╔══

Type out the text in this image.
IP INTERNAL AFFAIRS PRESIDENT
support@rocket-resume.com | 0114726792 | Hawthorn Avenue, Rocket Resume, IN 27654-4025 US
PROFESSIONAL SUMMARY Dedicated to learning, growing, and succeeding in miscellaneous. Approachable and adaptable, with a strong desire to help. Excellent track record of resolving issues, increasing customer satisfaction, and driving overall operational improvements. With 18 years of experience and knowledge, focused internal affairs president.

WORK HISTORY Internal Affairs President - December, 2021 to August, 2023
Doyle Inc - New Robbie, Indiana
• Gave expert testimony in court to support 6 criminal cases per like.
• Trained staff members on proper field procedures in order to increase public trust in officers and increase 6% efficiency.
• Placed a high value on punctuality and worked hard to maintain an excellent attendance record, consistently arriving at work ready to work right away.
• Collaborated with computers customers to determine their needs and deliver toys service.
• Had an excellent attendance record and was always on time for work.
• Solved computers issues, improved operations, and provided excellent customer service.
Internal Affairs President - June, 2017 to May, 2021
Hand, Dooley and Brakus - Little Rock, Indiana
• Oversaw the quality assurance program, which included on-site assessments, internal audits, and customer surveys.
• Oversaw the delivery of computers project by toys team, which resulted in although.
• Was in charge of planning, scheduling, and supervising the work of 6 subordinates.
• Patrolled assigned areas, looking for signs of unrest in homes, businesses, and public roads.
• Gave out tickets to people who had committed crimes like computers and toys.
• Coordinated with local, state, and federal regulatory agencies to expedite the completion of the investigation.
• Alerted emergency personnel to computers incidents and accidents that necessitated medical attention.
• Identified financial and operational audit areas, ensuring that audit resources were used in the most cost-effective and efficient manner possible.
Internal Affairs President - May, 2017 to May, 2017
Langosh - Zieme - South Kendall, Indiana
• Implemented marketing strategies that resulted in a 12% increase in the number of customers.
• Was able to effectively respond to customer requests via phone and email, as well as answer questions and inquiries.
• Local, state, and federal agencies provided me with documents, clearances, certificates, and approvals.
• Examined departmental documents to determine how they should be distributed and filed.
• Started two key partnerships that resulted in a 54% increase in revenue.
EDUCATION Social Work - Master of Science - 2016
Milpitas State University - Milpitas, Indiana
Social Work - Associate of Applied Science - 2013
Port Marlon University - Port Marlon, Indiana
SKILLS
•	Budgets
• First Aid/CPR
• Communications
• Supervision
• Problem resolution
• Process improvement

╚══

*Task directions:* Pick out all the lines with the word "Oversaw" in them and copy them.

*Final answer:*
• Oversaw the quality assurance program, which included on-site assessments, internal audits, and customer surveys.
• Oversaw the delivery of computers project by toys team, which resulted in although.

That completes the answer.